Your task is to locate every line holding the string "color" and to copy each of them.

########

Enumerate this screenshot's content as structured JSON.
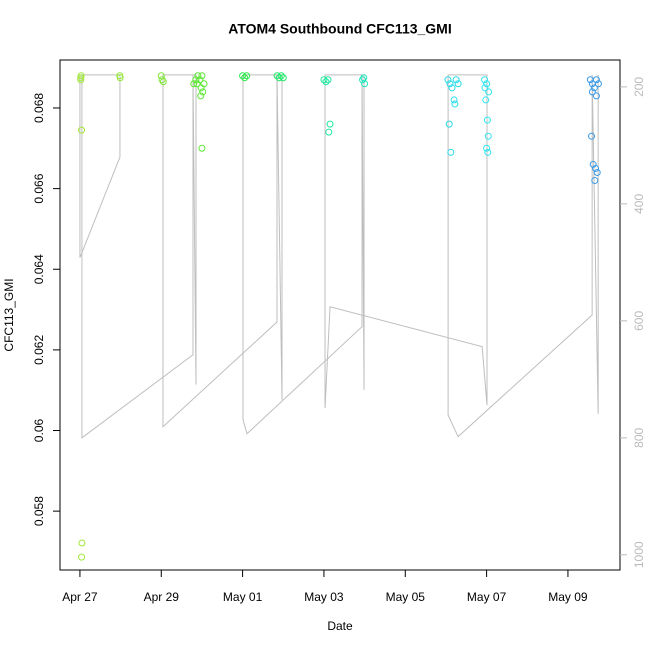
{
  "chart_data": {
    "type": "scatter",
    "title": "ATOM4 Southbound CFC113_GMI",
    "x_label": "Date",
    "y_label": "CFC113_GMI",
    "xlim": [
      -0.49,
      13.28
    ],
    "xticks": [
      {
        "value": 0,
        "label": "Apr 27"
      },
      {
        "value": 2,
        "label": "Apr 29"
      },
      {
        "value": 4,
        "label": "May 01"
      },
      {
        "value": 6,
        "label": "May 03"
      },
      {
        "value": 8,
        "label": "May 05"
      },
      {
        "value": 10,
        "label": "May 07"
      },
      {
        "value": 12,
        "label": "May 09"
      }
    ],
    "ylim": [
      0.05654,
      0.06919
    ],
    "yticks": [
      0.058,
      0.06,
      0.062,
      0.064,
      0.066,
      0.068
    ],
    "y2lim": [
      1026,
      154
    ],
    "y2ticks": [
      200,
      400,
      600,
      800,
      1000
    ],
    "series": [
      {
        "color": "#a3e83a",
        "x": [
          0.02,
          0.03,
          0.04,
          0.02,
          0.05,
          0.04
        ],
        "values": [
          0.0687,
          0.0688,
          0.06745,
          0.06875,
          0.05721,
          0.05686
        ]
      },
      {
        "color": "#96e83a",
        "x": [
          0.98,
          0.99
        ],
        "values": [
          0.0688,
          0.06875
        ]
      },
      {
        "color": "#82e83a",
        "x": [
          2.0,
          2.02,
          2.05
        ],
        "values": [
          0.0688,
          0.0687,
          0.06865
        ]
      },
      {
        "color": "#5ee834",
        "x": [
          2.8,
          2.85,
          2.9,
          2.95,
          3.0,
          2.88,
          2.98,
          3.02,
          2.97,
          3.0,
          3.05
        ],
        "values": [
          0.0686,
          0.0687,
          0.0688,
          0.0687,
          0.0688,
          0.0686,
          0.0685,
          0.0684,
          0.0683,
          0.067,
          0.0686
        ]
      },
      {
        "color": "#2ee84a",
        "x": [
          4.0,
          4.05,
          4.1
        ],
        "values": [
          0.0688,
          0.06875,
          0.0688
        ]
      },
      {
        "color": "#20e868",
        "x": [
          4.85,
          4.9,
          4.95,
          5.0
        ],
        "values": [
          0.0688,
          0.06875,
          0.0688,
          0.06875
        ]
      },
      {
        "color": "#20e8a0",
        "x": [
          6.0,
          6.05,
          6.1,
          6.15,
          6.12
        ],
        "values": [
          0.0687,
          0.06865,
          0.0687,
          0.0676,
          0.0674
        ]
      },
      {
        "color": "#22e8c0",
        "x": [
          6.95,
          7.0,
          6.98
        ],
        "values": [
          0.0687,
          0.0686,
          0.06875
        ]
      },
      {
        "color": "#28dce8",
        "x": [
          9.05,
          9.1,
          9.15,
          9.2,
          9.25,
          9.3,
          9.08,
          9.12,
          9.22
        ],
        "values": [
          0.0687,
          0.0686,
          0.0685,
          0.0682,
          0.0687,
          0.0686,
          0.0676,
          0.0669,
          0.0681
        ]
      },
      {
        "color": "#2ee6f0",
        "x": [
          9.95,
          10.0,
          10.05,
          9.98,
          10.02,
          9.96,
          10.04,
          10.0,
          10.03
        ],
        "values": [
          0.0687,
          0.0686,
          0.0684,
          0.0682,
          0.0677,
          0.0685,
          0.0673,
          0.067,
          0.0669
        ]
      },
      {
        "color": "#3a9be8",
        "x": [
          12.55,
          12.6,
          12.65,
          12.7,
          12.75,
          12.58,
          12.62,
          12.68,
          12.72,
          12.66,
          12.7,
          12.6
        ],
        "values": [
          0.0687,
          0.0686,
          0.0685,
          0.0683,
          0.0686,
          0.0673,
          0.0666,
          0.0665,
          0.0664,
          0.0662,
          0.0687,
          0.0684
        ]
      },
      {
        "color": "#bebebe",
        "axis": "y2",
        "line": true,
        "x": [
          0,
          0,
          0.984,
          0.984,
          0.049,
          0.049,
          2.78,
          2.78,
          2.854,
          2.854,
          2.042,
          2.042,
          4.846,
          4.846,
          4.969,
          4.969,
          4.01,
          4.01,
          4.108,
          6.937,
          6.937,
          6.986,
          6.986,
          6.027,
          6.027,
          6.15,
          9.89,
          10.01,
          10.01,
          9.053,
          9.053,
          9.299,
          12.595,
          12.595,
          12.743,
          12.743
        ],
        "values": [
          179.5,
          492,
          320,
          179.5,
          179.5,
          800,
          658,
          179.5,
          709,
          179.5,
          179.5,
          781,
          602,
          179.5,
          735,
          179.5,
          179.5,
          769,
          793,
          610,
          179.5,
          718,
          179.5,
          179.5,
          749,
          576,
          644,
          744,
          179.5,
          179.5,
          761,
          798,
          590,
          179.5,
          759,
          179.5
        ]
      }
    ]
  }
}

########

→ **SOLVED EXERCISE**:
        "color": "#a3e83a",
        "color": "#96e83a",
        "color": "#82e83a",
        "color": "#5ee834",
        "color": "#2ee84a",
        "color": "#20e868",
        "color": "#20e8a0",
        "color": "#22e8c0",
        "color": "#28dce8",
        "color": "#2ee6f0",
        "color": "#3a9be8",
        "color": "#bebebe",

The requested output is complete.